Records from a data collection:
Start

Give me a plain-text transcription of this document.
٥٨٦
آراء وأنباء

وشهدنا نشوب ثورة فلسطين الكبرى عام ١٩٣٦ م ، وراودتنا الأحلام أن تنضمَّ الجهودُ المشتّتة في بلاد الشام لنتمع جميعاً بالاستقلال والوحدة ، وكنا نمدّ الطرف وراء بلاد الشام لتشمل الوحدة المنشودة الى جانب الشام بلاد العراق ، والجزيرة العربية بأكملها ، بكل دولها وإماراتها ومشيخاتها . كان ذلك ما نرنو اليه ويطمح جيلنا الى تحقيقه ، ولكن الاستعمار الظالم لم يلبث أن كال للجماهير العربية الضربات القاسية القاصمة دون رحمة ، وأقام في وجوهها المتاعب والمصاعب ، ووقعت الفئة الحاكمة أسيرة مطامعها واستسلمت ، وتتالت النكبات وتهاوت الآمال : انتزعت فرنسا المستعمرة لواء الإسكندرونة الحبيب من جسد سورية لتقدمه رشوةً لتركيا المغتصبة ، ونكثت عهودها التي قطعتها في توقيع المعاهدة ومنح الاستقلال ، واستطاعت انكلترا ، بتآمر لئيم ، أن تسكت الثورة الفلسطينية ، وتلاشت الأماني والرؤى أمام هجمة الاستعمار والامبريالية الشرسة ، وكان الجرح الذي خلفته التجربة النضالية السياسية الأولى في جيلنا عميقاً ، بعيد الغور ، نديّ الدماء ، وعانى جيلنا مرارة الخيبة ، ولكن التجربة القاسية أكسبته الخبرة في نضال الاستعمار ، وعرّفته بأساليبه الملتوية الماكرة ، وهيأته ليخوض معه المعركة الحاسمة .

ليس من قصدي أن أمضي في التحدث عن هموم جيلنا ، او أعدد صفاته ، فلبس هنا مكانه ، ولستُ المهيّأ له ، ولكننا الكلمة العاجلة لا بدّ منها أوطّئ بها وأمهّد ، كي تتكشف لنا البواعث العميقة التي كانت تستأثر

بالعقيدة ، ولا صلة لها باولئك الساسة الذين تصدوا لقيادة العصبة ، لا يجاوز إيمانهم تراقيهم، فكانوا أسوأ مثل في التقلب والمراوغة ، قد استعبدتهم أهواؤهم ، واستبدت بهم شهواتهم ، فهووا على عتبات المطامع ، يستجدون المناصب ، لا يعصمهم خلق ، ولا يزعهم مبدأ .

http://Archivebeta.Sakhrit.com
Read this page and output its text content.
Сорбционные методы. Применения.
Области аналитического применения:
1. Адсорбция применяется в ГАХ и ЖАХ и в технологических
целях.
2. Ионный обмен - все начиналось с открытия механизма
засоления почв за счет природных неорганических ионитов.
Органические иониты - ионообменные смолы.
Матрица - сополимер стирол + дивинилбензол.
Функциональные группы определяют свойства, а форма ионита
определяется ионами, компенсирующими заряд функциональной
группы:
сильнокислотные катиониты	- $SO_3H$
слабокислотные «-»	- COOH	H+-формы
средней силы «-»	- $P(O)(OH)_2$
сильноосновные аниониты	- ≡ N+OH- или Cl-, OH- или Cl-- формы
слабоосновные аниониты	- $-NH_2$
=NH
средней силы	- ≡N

End

* **CHALLENGE**
Give again only the lines starting at the one that contains "Read this page and output its text content." and running to the end of the data.

* **WRITTEN RESPONSE**
Read this page and output its text content.
Сорбционные методы. Применения.
Области аналитического применения:
1. Адсорбция применяется в ГАХ и ЖАХ и в технологических
целях.
2. Ионный обмен - все начиналось с открытия механизма
засоления почв за счет природных неорганических ионитов.
Органические иониты - ионообменные смолы.
Матрица - сополимер стирол + дивинилбензол.
Функциональные группы определяют свойства, а форма ионита
определяется ионами, компенсирующими заряд функциональной
группы:
сильнокислотные катиониты	- $SO_3H$
слабокислотные «-»	- COOH	H+-формы
средней силы «-»	- $P(O)(OH)_2$
сильноосновные аниониты	- ≡ N+OH- или Cl-, OH- или Cl-- формы
слабоосновные аниониты	- $-NH_2$
=NH
средней силы	- ≡N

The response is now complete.